■ EXCERPTED DATA ■
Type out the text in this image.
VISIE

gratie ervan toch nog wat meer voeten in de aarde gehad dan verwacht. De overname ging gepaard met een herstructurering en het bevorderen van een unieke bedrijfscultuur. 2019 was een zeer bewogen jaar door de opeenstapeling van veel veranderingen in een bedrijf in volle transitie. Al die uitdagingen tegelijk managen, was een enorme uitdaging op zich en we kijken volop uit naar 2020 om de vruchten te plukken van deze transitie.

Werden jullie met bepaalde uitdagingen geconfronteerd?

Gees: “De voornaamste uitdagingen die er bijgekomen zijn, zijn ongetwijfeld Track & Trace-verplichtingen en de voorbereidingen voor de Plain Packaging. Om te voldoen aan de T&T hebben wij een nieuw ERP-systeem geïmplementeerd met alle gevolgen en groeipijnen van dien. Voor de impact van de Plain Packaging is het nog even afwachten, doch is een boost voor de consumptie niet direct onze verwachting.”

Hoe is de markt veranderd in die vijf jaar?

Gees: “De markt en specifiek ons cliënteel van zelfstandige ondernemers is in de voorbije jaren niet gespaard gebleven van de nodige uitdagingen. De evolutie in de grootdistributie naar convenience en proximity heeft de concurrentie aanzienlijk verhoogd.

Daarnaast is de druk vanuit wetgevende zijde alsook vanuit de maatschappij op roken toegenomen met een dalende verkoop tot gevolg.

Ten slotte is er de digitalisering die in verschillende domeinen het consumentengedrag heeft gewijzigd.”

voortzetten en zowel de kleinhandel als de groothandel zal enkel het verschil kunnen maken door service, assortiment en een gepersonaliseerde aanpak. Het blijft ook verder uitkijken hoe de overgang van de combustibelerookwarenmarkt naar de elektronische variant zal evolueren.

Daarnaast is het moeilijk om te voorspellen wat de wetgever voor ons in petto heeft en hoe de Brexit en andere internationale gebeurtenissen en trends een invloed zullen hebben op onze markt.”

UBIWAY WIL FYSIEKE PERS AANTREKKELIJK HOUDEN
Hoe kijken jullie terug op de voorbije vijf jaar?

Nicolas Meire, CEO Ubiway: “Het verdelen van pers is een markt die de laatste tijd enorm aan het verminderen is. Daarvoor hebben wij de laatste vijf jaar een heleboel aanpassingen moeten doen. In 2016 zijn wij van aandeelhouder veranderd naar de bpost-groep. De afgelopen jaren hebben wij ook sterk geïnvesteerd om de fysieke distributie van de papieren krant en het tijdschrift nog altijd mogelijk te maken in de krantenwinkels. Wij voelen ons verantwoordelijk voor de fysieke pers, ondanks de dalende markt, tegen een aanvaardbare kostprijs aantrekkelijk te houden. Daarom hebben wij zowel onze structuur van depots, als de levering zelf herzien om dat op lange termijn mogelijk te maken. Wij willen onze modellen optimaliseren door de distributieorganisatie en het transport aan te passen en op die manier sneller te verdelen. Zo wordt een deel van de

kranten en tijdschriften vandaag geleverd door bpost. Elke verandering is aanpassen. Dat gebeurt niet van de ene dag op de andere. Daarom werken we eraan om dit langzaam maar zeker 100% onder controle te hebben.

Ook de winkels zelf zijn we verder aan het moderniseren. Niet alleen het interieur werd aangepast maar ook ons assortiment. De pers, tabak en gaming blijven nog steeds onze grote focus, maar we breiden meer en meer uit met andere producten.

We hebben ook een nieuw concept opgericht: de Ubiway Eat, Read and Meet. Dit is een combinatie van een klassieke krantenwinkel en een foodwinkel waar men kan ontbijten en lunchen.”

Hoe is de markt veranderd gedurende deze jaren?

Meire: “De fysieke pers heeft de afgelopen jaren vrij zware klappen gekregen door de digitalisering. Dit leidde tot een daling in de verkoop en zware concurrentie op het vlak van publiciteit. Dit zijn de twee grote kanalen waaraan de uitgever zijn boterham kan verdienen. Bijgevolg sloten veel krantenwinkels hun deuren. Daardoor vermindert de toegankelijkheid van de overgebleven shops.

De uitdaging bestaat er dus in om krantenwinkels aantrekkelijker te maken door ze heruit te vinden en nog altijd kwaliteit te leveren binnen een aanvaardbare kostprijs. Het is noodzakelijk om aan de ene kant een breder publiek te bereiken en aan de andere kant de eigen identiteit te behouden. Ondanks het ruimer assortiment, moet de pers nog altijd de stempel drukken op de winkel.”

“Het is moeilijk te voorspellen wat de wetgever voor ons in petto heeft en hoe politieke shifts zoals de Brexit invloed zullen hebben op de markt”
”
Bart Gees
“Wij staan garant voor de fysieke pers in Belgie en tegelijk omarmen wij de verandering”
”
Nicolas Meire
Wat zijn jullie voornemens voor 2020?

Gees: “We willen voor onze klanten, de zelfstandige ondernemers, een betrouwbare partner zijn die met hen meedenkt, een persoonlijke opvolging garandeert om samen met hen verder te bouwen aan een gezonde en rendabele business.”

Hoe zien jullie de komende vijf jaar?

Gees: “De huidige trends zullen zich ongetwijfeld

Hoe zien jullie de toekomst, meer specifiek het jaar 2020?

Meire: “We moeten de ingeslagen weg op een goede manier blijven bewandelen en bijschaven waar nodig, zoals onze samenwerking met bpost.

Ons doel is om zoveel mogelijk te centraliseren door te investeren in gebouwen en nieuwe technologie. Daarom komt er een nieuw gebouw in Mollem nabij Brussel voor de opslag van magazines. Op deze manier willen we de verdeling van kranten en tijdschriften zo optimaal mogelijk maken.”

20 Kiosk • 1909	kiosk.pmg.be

■ TASK DESCRIPTION ■
Write out the material once more so that every line matches exactly.

■ OUTPUT OF THE EXERCISE ■
Type out the text in this image.
VISIE

gratie ervan toch nog wat meer voeten in de aarde gehad dan verwacht. De overname ging gepaard met een herstructurering en het bevorderen van een unieke bedrijfscultuur. 2019 was een zeer bewogen jaar door de opeenstapeling van veel veranderingen in een bedrijf in volle transitie. Al die uitdagingen tegelijk managen, was een enorme uitdaging op zich en we kijken volop uit naar 2020 om de vruchten te plukken van deze transitie.

Werden jullie met bepaalde uitdagingen geconfronteerd?

Gees: “De voornaamste uitdagingen die er bijgekomen zijn, zijn ongetwijfeld Track & Trace-verplichtingen en de voorbereidingen voor de Plain Packaging. Om te voldoen aan de T&T hebben wij een nieuw ERP-systeem geïmplementeerd met alle gevolgen en groeipijnen van dien. Voor de impact van de Plain Packaging is het nog even afwachten, doch is een boost voor de consumptie niet direct onze verwachting.”

Hoe is de markt veranderd in die vijf jaar?

Gees: “De markt en specifiek ons cliënteel van zelfstandige ondernemers is in de voorbije jaren niet gespaard gebleven van de nodige uitdagingen. De evolutie in de grootdistributie naar convenience en proximity heeft de concurrentie aanzienlijk verhoogd.

Daarnaast is de druk vanuit wetgevende zijde alsook vanuit de maatschappij op roken toegenomen met een dalende verkoop tot gevolg.

Ten slotte is er de digitalisering die in verschillende domeinen het consumentengedrag heeft gewijzigd.”

voortzetten en zowel de kleinhandel als de groothandel zal enkel het verschil kunnen maken door service, assortiment en een gepersonaliseerde aanpak. Het blijft ook verder uitkijken hoe de overgang van de combustibelerookwarenmarkt naar de elektronische variant zal evolueren.

Daarnaast is het moeilijk om te voorspellen wat de wetgever voor ons in petto heeft en hoe de Brexit en andere internationale gebeurtenissen en trends een invloed zullen hebben op onze markt.”

UBIWAY WIL FYSIEKE PERS AANTREKKELIJK HOUDEN
Hoe kijken jullie terug op de voorbije vijf jaar?

Nicolas Meire, CEO Ubiway: “Het verdelen van pers is een markt die de laatste tijd enorm aan het verminderen is. Daarvoor hebben wij de laatste vijf jaar een heleboel aanpassingen moeten doen. In 2016 zijn wij van aandeelhouder veranderd naar de bpost-groep. De afgelopen jaren hebben wij ook sterk geïnvesteerd om de fysieke distributie van de papieren krant en het tijdschrift nog altijd mogelijk te maken in de krantenwinkels. Wij voelen ons verantwoordelijk voor de fysieke pers, ondanks de dalende markt, tegen een aanvaardbare kostprijs aantrekkelijk te houden. Daarom hebben wij zowel onze structuur van depots, als de levering zelf herzien om dat op lange termijn mogelijk te maken. Wij willen onze modellen optimaliseren door de distributieorganisatie en het transport aan te passen en op die manier sneller te verdelen. Zo wordt een deel van de

kranten en tijdschriften vandaag geleverd door bpost. Elke verandering is aanpassen. Dat gebeurt niet van de ene dag op de andere. Daarom werken we eraan om dit langzaam maar zeker 100% onder controle te hebben.

Ook de winkels zelf zijn we verder aan het moderniseren. Niet alleen het interieur werd aangepast maar ook ons assortiment. De pers, tabak en gaming blijven nog steeds onze grote focus, maar we breiden meer en meer uit met andere producten.

We hebben ook een nieuw concept opgericht: de Ubiway Eat, Read and Meet. Dit is een combinatie van een klassieke krantenwinkel en een foodwinkel waar men kan ontbijten en lunchen.”

Hoe is de markt veranderd gedurende deze jaren?

Meire: “De fysieke pers heeft de afgelopen jaren vrij zware klappen gekregen door de digitalisering. Dit leidde tot een daling in de verkoop en zware concurrentie op het vlak van publiciteit. Dit zijn de twee grote kanalen waaraan de uitgever zijn boterham kan verdienen. Bijgevolg sloten veel krantenwinkels hun deuren. Daardoor vermindert de toegankelijkheid van de overgebleven shops.

De uitdaging bestaat er dus in om krantenwinkels aantrekkelijker te maken door ze heruit te vinden en nog altijd kwaliteit te leveren binnen een aanvaardbare kostprijs. Het is noodzakelijk om aan de ene kant een breder publiek te bereiken en aan de andere kant de eigen identiteit te behouden. Ondanks het ruimer assortiment, moet de pers nog altijd de stempel drukken op de winkel.”

“Het is moeilijk te voorspellen wat de wetgever voor ons in petto heeft en hoe politieke shifts zoals de Brexit invloed zullen hebben op de markt”
”
Bart Gees
“Wij staan garant voor de fysieke pers in Belgie en tegelijk omarmen wij de verandering”
”
Nicolas Meire
Wat zijn jullie voornemens voor 2020?

Gees: “We willen voor onze klanten, de zelfstandige ondernemers, een betrouwbare partner zijn die met hen meedenkt, een persoonlijke opvolging garandeert om samen met hen verder te bouwen aan een gezonde en rendabele business.”

Hoe zien jullie de komende vijf jaar?

Gees: “De huidige trends zullen zich ongetwijfeld

Hoe zien jullie de toekomst, meer specifiek het jaar 2020?

Meire: “We moeten de ingeslagen weg op een goede manier blijven bewandelen en bijschaven waar nodig, zoals onze samenwerking met bpost.

Ons doel is om zoveel mogelijk te centraliseren door te investeren in gebouwen en nieuwe technologie. Daarom komt er een nieuw gebouw in Mollem nabij Brussel voor de opslag van magazines. Op deze manier willen we de verdeling van kranten en tijdschriften zo optimaal mogelijk maken.”

20 Kiosk • 1909	kiosk.pmg.be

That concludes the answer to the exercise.